### WRITTEN PROBLEM
Check each line below for the word "Rock", and copy those that have it.

### SUPPLIED INFORMATION

-- BEGIN --

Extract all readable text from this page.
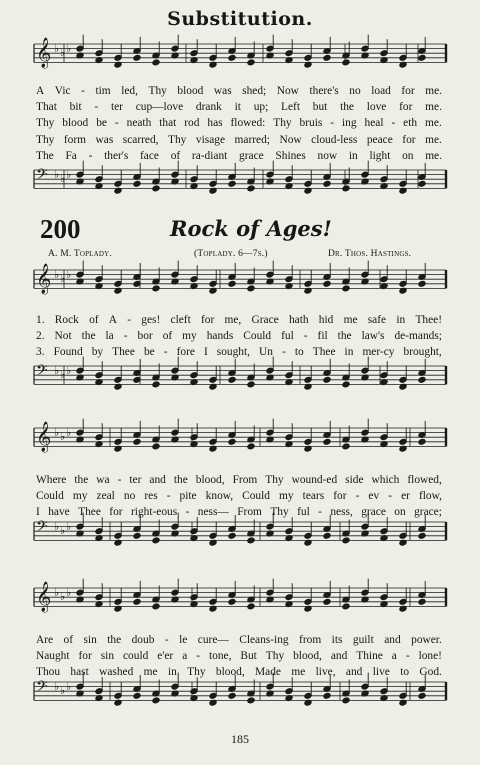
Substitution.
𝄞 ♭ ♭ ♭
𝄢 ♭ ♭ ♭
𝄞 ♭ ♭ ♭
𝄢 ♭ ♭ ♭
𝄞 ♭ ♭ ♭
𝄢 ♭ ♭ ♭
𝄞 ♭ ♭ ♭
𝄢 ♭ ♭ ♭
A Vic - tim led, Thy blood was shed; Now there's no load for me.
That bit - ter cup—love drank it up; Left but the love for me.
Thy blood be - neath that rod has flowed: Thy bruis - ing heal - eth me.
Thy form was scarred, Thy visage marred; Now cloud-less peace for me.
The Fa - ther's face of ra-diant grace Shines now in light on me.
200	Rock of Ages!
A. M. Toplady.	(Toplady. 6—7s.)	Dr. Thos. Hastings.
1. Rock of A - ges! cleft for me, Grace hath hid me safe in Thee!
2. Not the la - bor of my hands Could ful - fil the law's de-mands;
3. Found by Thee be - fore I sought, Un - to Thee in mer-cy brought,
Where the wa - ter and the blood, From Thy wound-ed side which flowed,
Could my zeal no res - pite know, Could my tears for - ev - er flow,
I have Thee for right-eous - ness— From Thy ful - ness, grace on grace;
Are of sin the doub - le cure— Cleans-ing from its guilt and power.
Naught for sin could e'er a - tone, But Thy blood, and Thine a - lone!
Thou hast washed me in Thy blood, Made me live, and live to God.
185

-- END --

### RESPONSE TO THE EXERCISE
200	Rock of Ages!
1. Rock of A - ges! cleft for me, Grace hath hid me safe in Thee!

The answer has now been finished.